● **What you need to do**
Locate each line in the data below that contains the string "tick", and copy those lines in full.

########################################

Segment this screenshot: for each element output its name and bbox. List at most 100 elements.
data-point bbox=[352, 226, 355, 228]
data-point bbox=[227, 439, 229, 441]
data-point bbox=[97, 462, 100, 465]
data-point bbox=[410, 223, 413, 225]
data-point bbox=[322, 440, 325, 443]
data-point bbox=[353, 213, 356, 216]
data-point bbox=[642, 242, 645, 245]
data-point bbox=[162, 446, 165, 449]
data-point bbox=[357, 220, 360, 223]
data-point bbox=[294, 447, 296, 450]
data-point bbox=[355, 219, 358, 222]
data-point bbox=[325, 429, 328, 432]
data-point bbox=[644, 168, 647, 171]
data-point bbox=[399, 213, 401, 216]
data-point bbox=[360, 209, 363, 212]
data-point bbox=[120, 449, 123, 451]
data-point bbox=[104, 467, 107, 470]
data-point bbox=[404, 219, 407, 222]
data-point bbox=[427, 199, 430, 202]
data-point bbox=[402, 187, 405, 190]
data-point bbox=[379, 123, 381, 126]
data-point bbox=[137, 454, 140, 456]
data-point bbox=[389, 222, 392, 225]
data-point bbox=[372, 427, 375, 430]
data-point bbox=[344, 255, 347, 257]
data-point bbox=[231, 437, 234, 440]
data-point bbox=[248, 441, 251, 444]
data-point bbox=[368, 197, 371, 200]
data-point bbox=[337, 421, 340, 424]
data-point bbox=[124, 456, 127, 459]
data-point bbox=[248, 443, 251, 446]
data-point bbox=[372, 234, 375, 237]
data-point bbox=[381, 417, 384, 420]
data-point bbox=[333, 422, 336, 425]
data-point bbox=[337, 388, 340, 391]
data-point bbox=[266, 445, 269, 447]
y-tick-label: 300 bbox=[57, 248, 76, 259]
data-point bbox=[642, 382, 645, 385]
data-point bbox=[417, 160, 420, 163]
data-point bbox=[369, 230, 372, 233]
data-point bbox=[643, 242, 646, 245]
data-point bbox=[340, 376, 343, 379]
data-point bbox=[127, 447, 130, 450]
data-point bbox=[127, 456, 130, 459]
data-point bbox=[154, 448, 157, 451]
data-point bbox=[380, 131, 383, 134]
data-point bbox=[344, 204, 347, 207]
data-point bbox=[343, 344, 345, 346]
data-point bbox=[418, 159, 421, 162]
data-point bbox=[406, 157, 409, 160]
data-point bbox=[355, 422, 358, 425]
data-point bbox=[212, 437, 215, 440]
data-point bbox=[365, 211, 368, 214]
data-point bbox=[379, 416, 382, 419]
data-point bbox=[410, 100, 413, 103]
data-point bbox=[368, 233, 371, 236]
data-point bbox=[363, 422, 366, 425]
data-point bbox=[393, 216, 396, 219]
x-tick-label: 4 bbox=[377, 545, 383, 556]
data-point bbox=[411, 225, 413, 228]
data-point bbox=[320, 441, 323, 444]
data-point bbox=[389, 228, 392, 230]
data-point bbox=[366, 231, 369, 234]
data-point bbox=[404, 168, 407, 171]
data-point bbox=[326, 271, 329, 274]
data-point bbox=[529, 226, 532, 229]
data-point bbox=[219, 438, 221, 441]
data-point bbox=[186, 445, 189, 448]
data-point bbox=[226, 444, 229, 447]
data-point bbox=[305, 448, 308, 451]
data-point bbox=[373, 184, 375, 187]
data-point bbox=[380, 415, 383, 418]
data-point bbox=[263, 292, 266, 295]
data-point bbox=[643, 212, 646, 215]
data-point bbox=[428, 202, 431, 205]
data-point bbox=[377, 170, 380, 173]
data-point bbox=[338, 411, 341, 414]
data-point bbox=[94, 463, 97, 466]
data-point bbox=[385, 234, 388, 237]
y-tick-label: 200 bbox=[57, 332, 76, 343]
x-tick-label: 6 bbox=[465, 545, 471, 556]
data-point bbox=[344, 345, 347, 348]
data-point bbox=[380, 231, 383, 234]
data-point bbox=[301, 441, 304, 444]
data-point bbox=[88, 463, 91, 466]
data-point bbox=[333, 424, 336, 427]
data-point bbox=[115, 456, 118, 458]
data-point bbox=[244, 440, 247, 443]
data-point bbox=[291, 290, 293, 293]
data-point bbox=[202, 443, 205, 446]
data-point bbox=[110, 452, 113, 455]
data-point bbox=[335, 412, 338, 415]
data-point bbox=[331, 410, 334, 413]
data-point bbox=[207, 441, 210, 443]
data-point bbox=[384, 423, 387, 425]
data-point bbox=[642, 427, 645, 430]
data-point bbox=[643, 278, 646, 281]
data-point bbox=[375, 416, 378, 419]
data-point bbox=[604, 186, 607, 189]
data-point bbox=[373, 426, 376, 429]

########################################

● **Solution to this exercise**
y-tick-label: 300 bbox=[57, 248, 76, 259]
x-tick-label: 4 bbox=[377, 545, 383, 556]
y-tick-label: 200 bbox=[57, 332, 76, 343]
x-tick-label: 6 bbox=[465, 545, 471, 556]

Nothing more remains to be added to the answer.